TASK DIRECTIONS = Find every line below that contains the word "Current" and copy it out.

RECORDS =
______________________________
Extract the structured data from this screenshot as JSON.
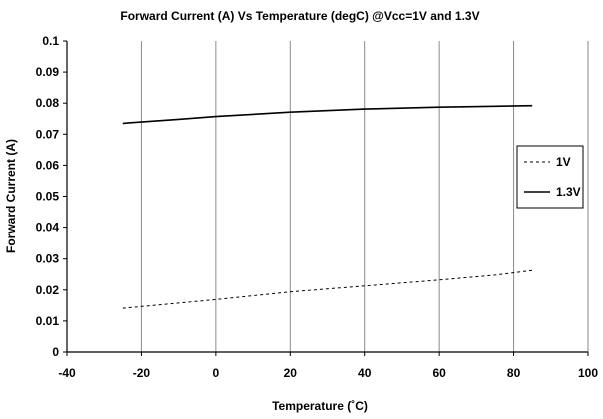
{
  "chart_data": {
    "type": "line",
    "title": "Forward Current (A) Vs Temperature (degC) @Vcc=1V and 1.3V",
    "xlabel": "Temperature (˚C)",
    "ylabel": "Forward Current (A)",
    "xlim": [
      -40,
      100
    ],
    "ylim": [
      0,
      0.1
    ],
    "x_ticks": [
      "-40",
      "-20",
      "0",
      "20",
      "40",
      "60",
      "80",
      "100"
    ],
    "y_ticks": [
      "0",
      "0.01",
      "0.02",
      "0.03",
      "0.04",
      "0.05",
      "0.06",
      "0.07",
      "0.08",
      "0.09",
      "0.1"
    ],
    "grid": "vertical",
    "legend_position": "right",
    "series": [
      {
        "name": "1V",
        "style": "dashed",
        "color": "#000000",
        "x": [
          -25,
          -10,
          0,
          20,
          40,
          60,
          75,
          85
        ],
        "y": [
          0.0141,
          0.0158,
          0.0169,
          0.0194,
          0.0213,
          0.0232,
          0.0248,
          0.0263
        ]
      },
      {
        "name": "1.3V",
        "style": "solid",
        "color": "#000000",
        "x": [
          -25,
          -10,
          0,
          20,
          40,
          60,
          75,
          85
        ],
        "y": [
          0.0735,
          0.0748,
          0.0757,
          0.0771,
          0.0781,
          0.0787,
          0.079,
          0.0792
        ]
      }
    ]
  }
}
______________________________
EXERCISE OUTPUT =
    "title": "Forward Current (A) Vs Temperature (degC) @Vcc=1V and 1.3V",
    "ylabel": "Forward Current (A)",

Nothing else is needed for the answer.